--- Start ENTRIES PROVIDED ---

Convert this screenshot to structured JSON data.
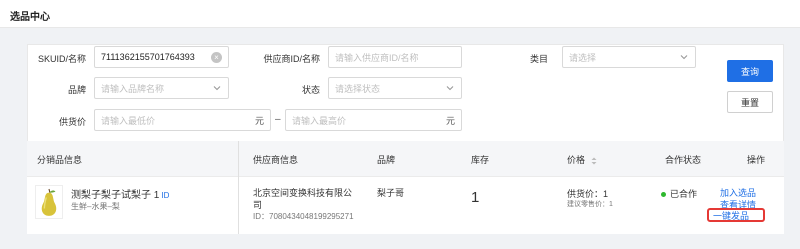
{
  "page": {
    "title": "选品中心"
  },
  "filters": {
    "skuid": {
      "label": "SKUID/名称",
      "value": "7111362155701764393"
    },
    "supplier": {
      "label": "供应商ID/名称",
      "placeholder": "请输入供应商ID/名称"
    },
    "category": {
      "label": "类目",
      "placeholder": "请选择"
    },
    "brand": {
      "label": "品牌",
      "placeholder": "请输入品牌名称"
    },
    "status": {
      "label": "状态",
      "placeholder": "请选择状态"
    },
    "price": {
      "label": "供货价",
      "min_placeholder": "请输入最低价",
      "max_placeholder": "请输入最高价",
      "unit": "元",
      "separator": "–"
    }
  },
  "buttons": {
    "search": "查询",
    "reset": "重置"
  },
  "table": {
    "headers": {
      "product": "分销品信息",
      "supplier": "供应商信息",
      "brand": "品牌",
      "stock": "库存",
      "price": "价格",
      "coop_status": "合作状态",
      "actions": "操作"
    },
    "rows": [
      {
        "name": "测梨子梨子试梨子 1",
        "id_tag": "ID",
        "category": "生鲜–水果–梨",
        "supplier_name_line1": "北京空间变换科技有限公",
        "supplier_name_line2": "司",
        "supplier_id": "ID：7080434048199295271",
        "brand": "梨子哥",
        "stock": "1",
        "supply_price": "供货价：1",
        "suggested_price": "建议零售价：1",
        "coop_status": "已合作",
        "actions": {
          "add": "加入选品",
          "detail": "查看详情",
          "publish": "一键发品"
        }
      }
    ]
  },
  "colors": {
    "primary": "#1f6fe5",
    "success": "#2eb82e",
    "highlight": "#e53935"
  }
}
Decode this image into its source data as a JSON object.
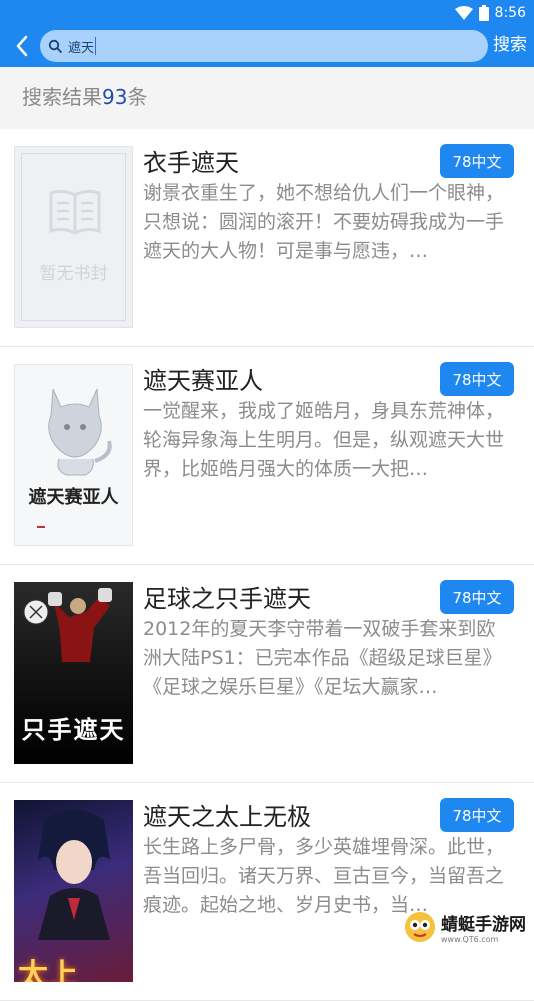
{
  "status_bar": {
    "time": "8:56"
  },
  "header": {
    "search_query": "遮天",
    "search_button": "搜索"
  },
  "results": {
    "prefix": "搜索结果",
    "count": "93",
    "suffix": "条"
  },
  "books": [
    {
      "title": "衣手遮天",
      "badge": "78中文",
      "description": "谢景衣重生了，她不想给仇人们一个眼神，只想说：圆润的滚开！不要妨碍我成为一手遮天的大人物！可是事与愿违，…",
      "cover_text": "暂无书封",
      "cover_type": "placeholder"
    },
    {
      "title": "遮天赛亚人",
      "badge": "78中文",
      "description": "一觉醒来，我成了姬皓月，身具东荒神体，轮海异象海上生明月。但是，纵观遮天大世界，比姬皓月强大的体质一大把…",
      "cover_text": "遮天赛亚人",
      "cover_type": "illustrated"
    },
    {
      "title": "足球之只手遮天",
      "badge": "78中文",
      "description": "2012年的夏天李守带着一双破手套来到欧洲大陆PS1：已完本作品《超级足球巨星》《足球之娱乐巨星》《足坛大赢家…",
      "cover_text": "只手遮天",
      "cover_type": "photo"
    },
    {
      "title": "遮天之太上无极",
      "badge": "78中文",
      "description": "长生路上多尸骨，多少英雄埋骨深。此世，吾当回归。诸天万界、亘古亘今，当留吾之痕迹。起始之地、岁月史书，当…",
      "cover_text": "太上",
      "cover_type": "anime"
    }
  ],
  "watermark": {
    "text": "蜻蜓手游网",
    "url": "www.QT6.com"
  },
  "colors": {
    "primary": "#1e88f0",
    "search_bg": "#a8d1fb",
    "count_accent": "#1f4fb0"
  }
}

--- End ENTRIES PROVIDED ---

### WHAT THE TASK ASKS
Locate the lines above that contain "label" and copy them.

### RESULT OF THE EXERCISE
      "label": "SKUID/名称",
      "label": "供应商ID/名称",
      "label": "类目",
      "label": "品牌",
      "label": "状态",
      "label": "供货价",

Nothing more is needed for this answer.